WHAT THE TASK ASKS => Copy each line of the records that holds the string "title".
╭─ INPUT
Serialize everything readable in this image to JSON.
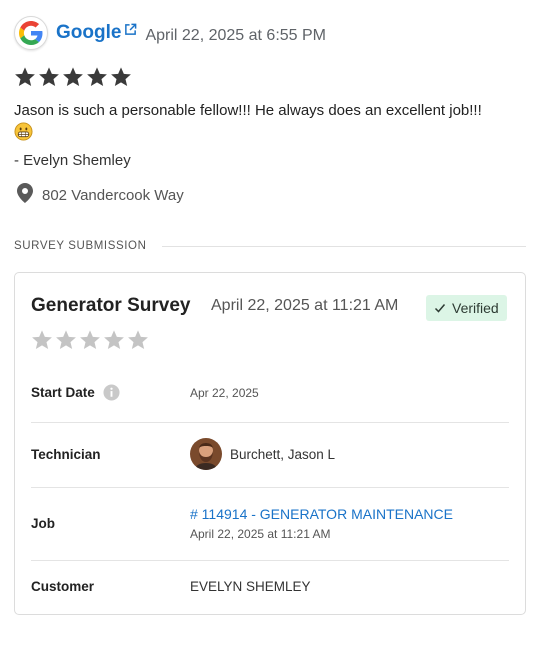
{
  "review": {
    "source": "Google",
    "date": "April 22, 2025 at 6:55 PM",
    "rating": 5,
    "text": "Jason is such a personable fellow!!! He always does an excellent job!!!",
    "author": "- Evelyn Shemley",
    "location": "802 Vandercook Way"
  },
  "survey_section": {
    "title": "SURVEY SUBMISSION"
  },
  "survey": {
    "title": "Generator Survey",
    "date": "April 22, 2025 at 11:21 AM",
    "verified_label": "Verified",
    "rating": 0,
    "fields": {
      "start_date_label": "Start Date",
      "start_date_value": "Apr 22, 2025",
      "technician_label": "Technician",
      "technician_value": "Burchett, Jason L",
      "job_label": "Job",
      "job_link": "# 114914 - GENERATOR MAINTENANCE",
      "job_date": "April 22, 2025 at 11:21 AM",
      "customer_label": "Customer",
      "customer_value": "EVELYN SHEMLEY"
    }
  },
  "colors": {
    "link": "#1a73c8",
    "star_filled": "#3a3a3a",
    "star_empty": "#c4c4c4",
    "verified_bg": "#dcf5e6"
  },
  "icons": [
    "google-logo-icon",
    "external-link-icon",
    "star-icon",
    "grinning-emoji-icon",
    "map-pin-icon",
    "check-icon",
    "info-icon"
  ]
}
╰─
FULL SOLUTION =>
    "title": "SURVEY SUBMISSION"
    "title": "Generator Survey",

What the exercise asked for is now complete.